> _YOUR INSTRUCTIONS_
Identify the lines that contain the string "image" and copy all of them.

> _SUPPLIED RECORDS_

========

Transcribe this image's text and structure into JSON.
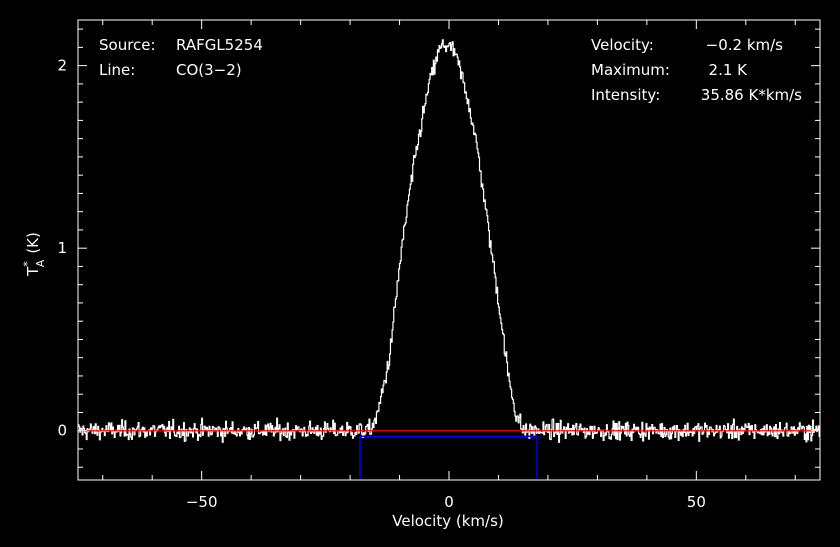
{
  "chart_data": {
    "type": "line",
    "title": "",
    "xlabel": "Velocity (km/s)",
    "ylabel_main": "T",
    "ylabel_sup": "*",
    "ylabel_sub": "A",
    "ylabel_unit": "(K)",
    "xlim": [
      -75,
      75
    ],
    "ylim": [
      -0.27,
      2.25
    ],
    "x_ticks": [
      -50,
      0,
      50
    ],
    "x_tick_labels": [
      "−50",
      "0",
      "50"
    ],
    "y_ticks": [
      0,
      1,
      2
    ],
    "y_tick_labels": [
      "0",
      "1",
      "2"
    ],
    "grid": false,
    "colors": {
      "background": "#000000",
      "axes": "#ffffff",
      "spectrum": "#ffffff",
      "baseline": "#ff0000",
      "window": "#0000ff"
    },
    "annotations": {
      "source_label": "Source:",
      "source_value": "RAFGL5254",
      "line_label": "Line:",
      "line_value": "CO(3−2)",
      "velocity_label": "Velocity:",
      "velocity_value": "−0.2 km/s",
      "maximum_label": "Maximum:",
      "maximum_value": "2.1 K",
      "intensity_label": "Intensity:",
      "intensity_value": "35.86 K*km/s"
    },
    "baseline_value": 0,
    "integration_window": {
      "x_start": -18,
      "x_end": 17.8,
      "y_level": -0.03,
      "y_bottom": -0.26
    },
    "series": [
      {
        "profile": {
          "x": [
            -75,
            -16,
            -14.5,
            -12,
            -10,
            -8,
            -6,
            -4,
            -2,
            -1,
            0,
            1,
            2,
            4,
            6,
            8,
            10,
            12,
            13.5,
            15,
            75
          ],
          "y": [
            0,
            0,
            0.08,
            0.4,
            0.9,
            1.3,
            1.62,
            1.9,
            2.08,
            2.12,
            2.1,
            2.08,
            2.0,
            1.8,
            1.5,
            1.1,
            0.72,
            0.3,
            0.1,
            0,
            0
          ]
        },
        "noise_rms": 0.035,
        "n_channels": 900
      }
    ]
  }
}
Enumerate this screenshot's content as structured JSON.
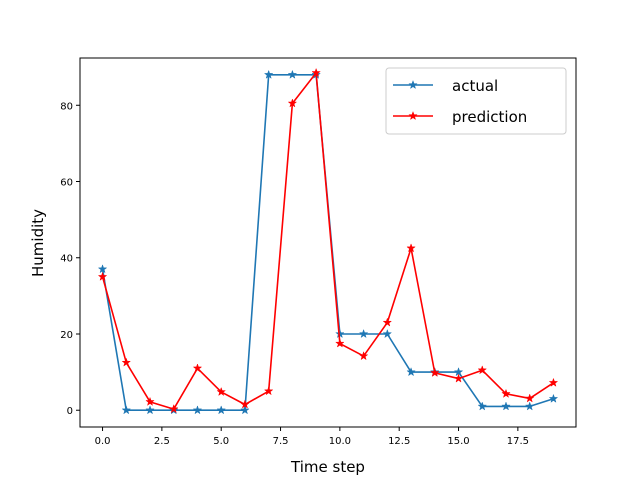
{
  "chart_data": {
    "type": "line",
    "title": "",
    "xlabel": "Time step",
    "ylabel": "Humidity",
    "xlim": [
      -0.95,
      19.95
    ],
    "ylim": [
      -4.4,
      92.4
    ],
    "xticks": [
      0.0,
      2.5,
      5.0,
      7.5,
      10.0,
      12.5,
      15.0,
      17.5
    ],
    "xtick_labels": [
      "0.0",
      "2.5",
      "5.0",
      "7.5",
      "10.0",
      "12.5",
      "15.0",
      "17.5"
    ],
    "yticks": [
      0,
      20,
      40,
      60,
      80
    ],
    "ytick_labels": [
      "0",
      "20",
      "40",
      "60",
      "80"
    ],
    "grid": false,
    "legend_position": "top-right",
    "x": [
      0,
      1,
      2,
      3,
      4,
      5,
      6,
      7,
      8,
      9,
      10,
      11,
      12,
      13,
      14,
      15,
      16,
      17,
      18,
      19
    ],
    "series": [
      {
        "name": "actual",
        "color": "#1f77b4",
        "marker": "star",
        "values": [
          37,
          0,
          0,
          0,
          0,
          0,
          0,
          88,
          88,
          88,
          20,
          20,
          20,
          10,
          10,
          10,
          1,
          1,
          1,
          3
        ]
      },
      {
        "name": "prediction",
        "color": "#ff0000",
        "marker": "star",
        "values": [
          35,
          12.5,
          2.2,
          0.3,
          11,
          4.8,
          1.5,
          5,
          80.5,
          88.5,
          17.5,
          14.2,
          23,
          42.5,
          9.8,
          8.3,
          10.5,
          4.3,
          3.1,
          7.2
        ]
      }
    ]
  }
}
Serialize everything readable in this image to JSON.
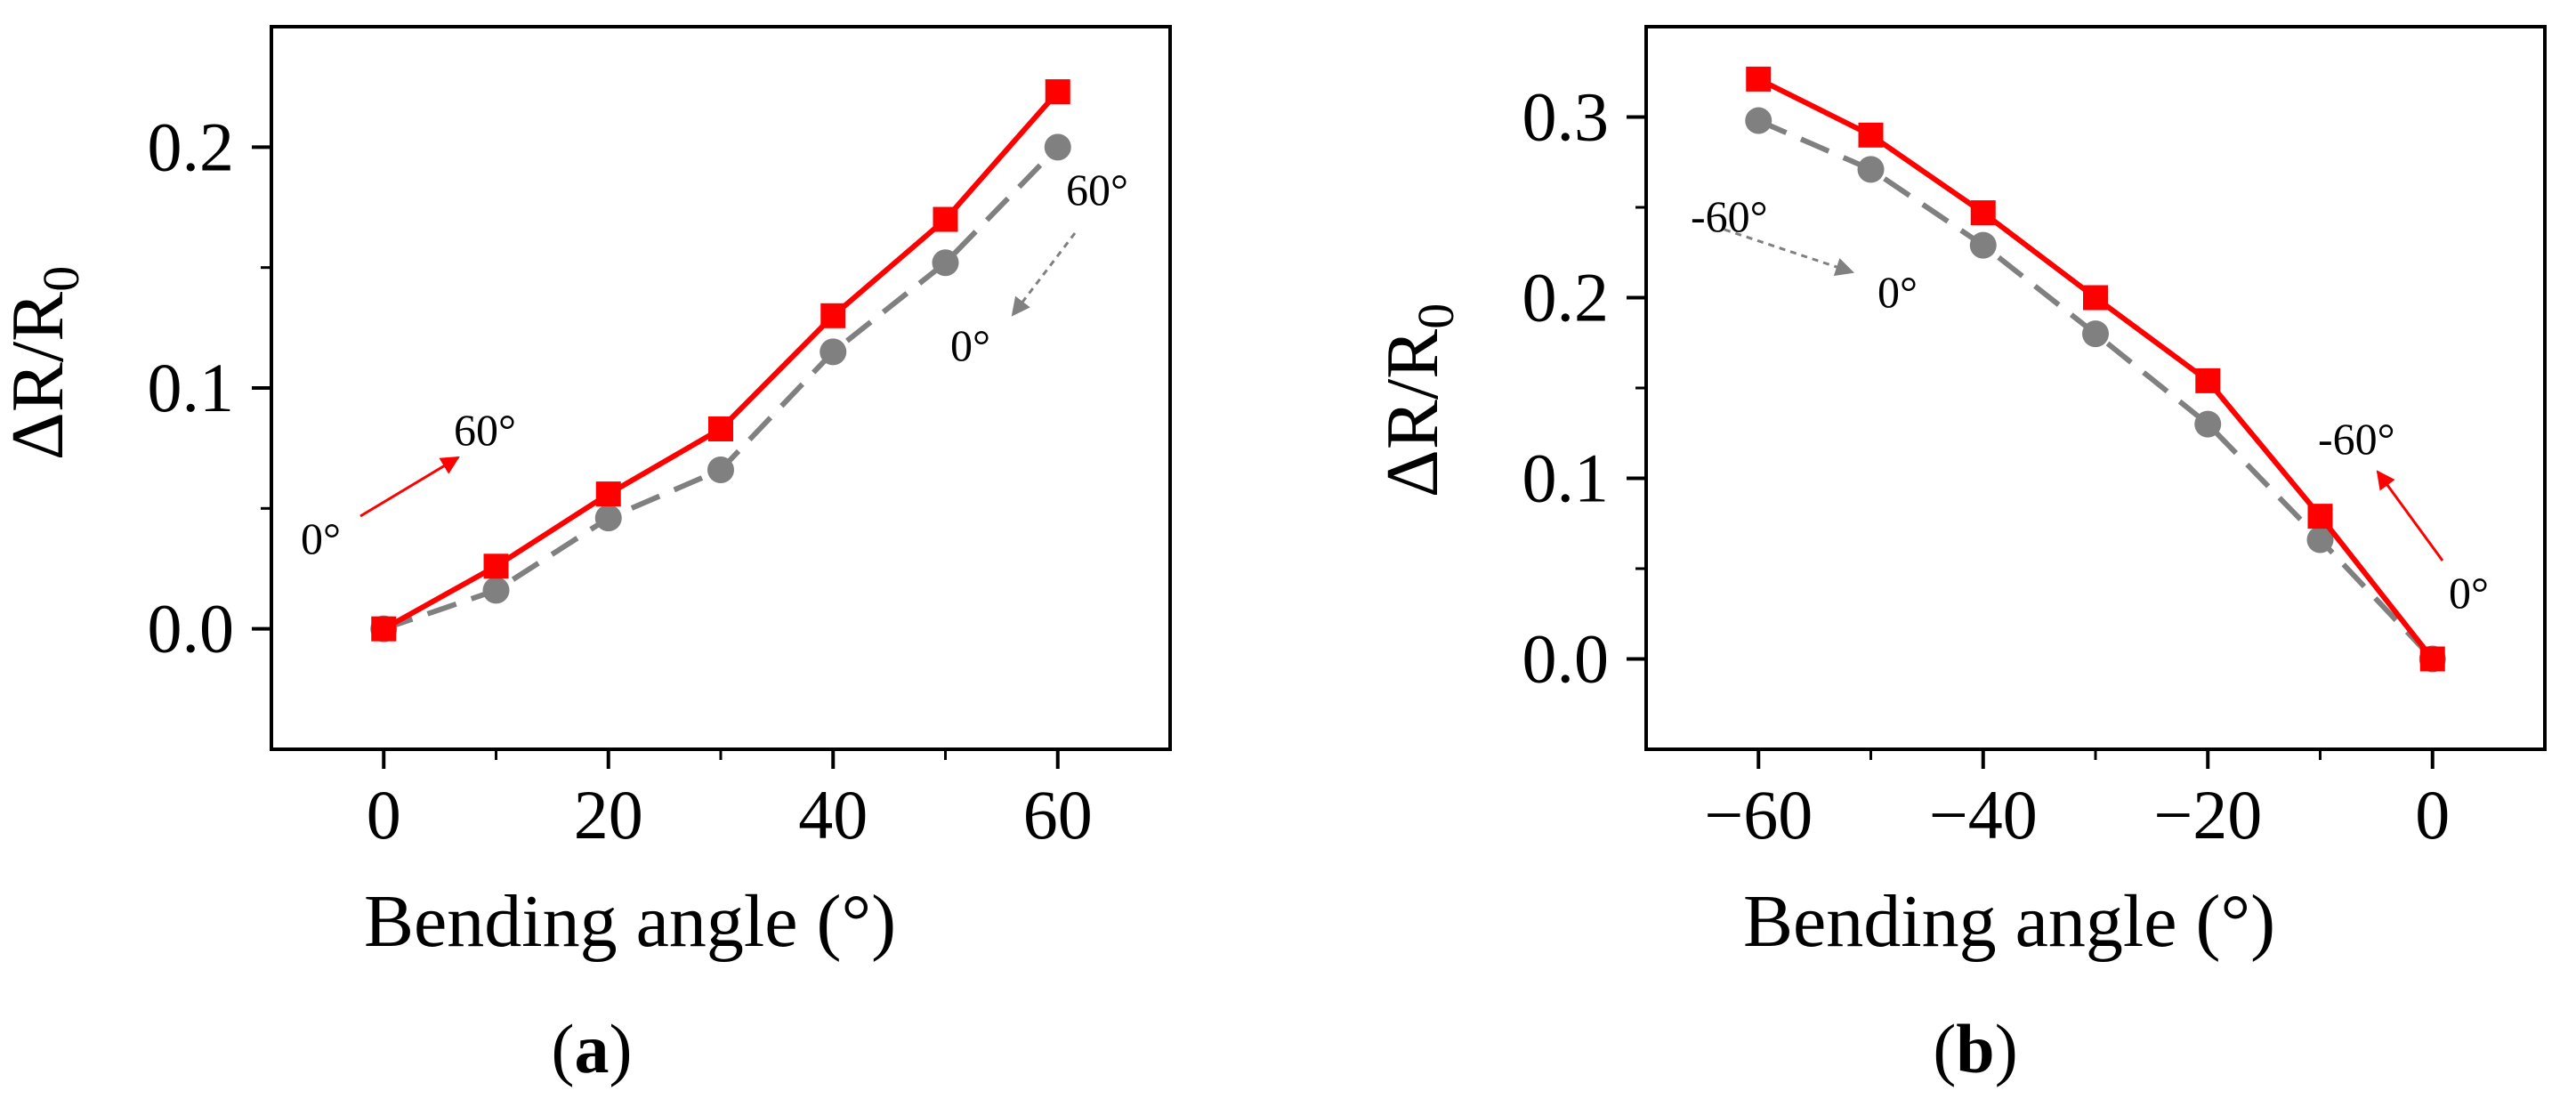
{
  "chart_data": [
    {
      "type": "line",
      "panel_label_open": "(",
      "panel_label_letter": "a",
      "panel_label_close": ")",
      "xlabel": "Bending angle (°)",
      "ylabel_main": "ΔR/R",
      "ylabel_sub": "0",
      "xlim": [
        -10,
        70
      ],
      "ylim": [
        -0.05,
        0.25
      ],
      "xticks": [
        0,
        20,
        40,
        60
      ],
      "xtick_labels": [
        "0",
        "20",
        "40",
        "60"
      ],
      "yticks": [
        0.0,
        0.1,
        0.2
      ],
      "ytick_labels": [
        "0.0",
        "0.1",
        "0.2"
      ],
      "grid": false,
      "x": [
        0,
        10,
        20,
        30,
        40,
        50,
        60
      ],
      "series": [
        {
          "color": "#ff0000",
          "line": "solid",
          "marker": "square",
          "values": [
            0.0,
            0.026,
            0.056,
            0.083,
            0.13,
            0.17,
            0.223
          ]
        },
        {
          "color": "#808080",
          "line": "dashed",
          "marker": "circle",
          "values": [
            0.0,
            0.016,
            0.046,
            0.066,
            0.115,
            0.152,
            0.2
          ]
        }
      ],
      "annotations": [
        {
          "text": "0°",
          "color": "#000000"
        },
        {
          "text": "60°",
          "color": "#000000"
        },
        {
          "text": "60°",
          "color": "#000000"
        },
        {
          "text": "0°",
          "color": "#000000"
        }
      ]
    },
    {
      "type": "line",
      "panel_label_open": "(",
      "panel_label_letter": "b",
      "panel_label_close": ")",
      "xlabel": "Bending angle (°)",
      "ylabel_main": "ΔR/R",
      "ylabel_sub": "0",
      "xlim": [
        -70,
        10
      ],
      "ylim": [
        -0.05,
        0.35
      ],
      "xticks": [
        -60,
        -40,
        -20,
        0
      ],
      "xtick_labels": [
        "−60",
        "−40",
        "−20",
        "0"
      ],
      "yticks": [
        0.0,
        0.1,
        0.2,
        0.3
      ],
      "ytick_labels": [
        "0.0",
        "0.1",
        "0.2",
        "0.3"
      ],
      "grid": false,
      "x": [
        -60,
        -50,
        -40,
        -30,
        -20,
        -10,
        0
      ],
      "series": [
        {
          "color": "#ff0000",
          "line": "solid",
          "marker": "square",
          "values": [
            0.321,
            0.29,
            0.247,
            0.2,
            0.154,
            0.079,
            0.0
          ]
        },
        {
          "color": "#808080",
          "line": "dashed",
          "marker": "circle",
          "values": [
            0.298,
            0.271,
            0.229,
            0.18,
            0.13,
            0.066,
            0.0
          ]
        }
      ],
      "annotations": [
        {
          "text": "-60°",
          "color": "#000000"
        },
        {
          "text": "0°",
          "color": "#000000"
        },
        {
          "text": "-60°",
          "color": "#000000"
        },
        {
          "text": "0°",
          "color": "#000000"
        }
      ]
    }
  ]
}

========

> _FULL OUTPUT_
Transcribe this image's text and structure into JSON.
Serialize everything readable in this image to JSON.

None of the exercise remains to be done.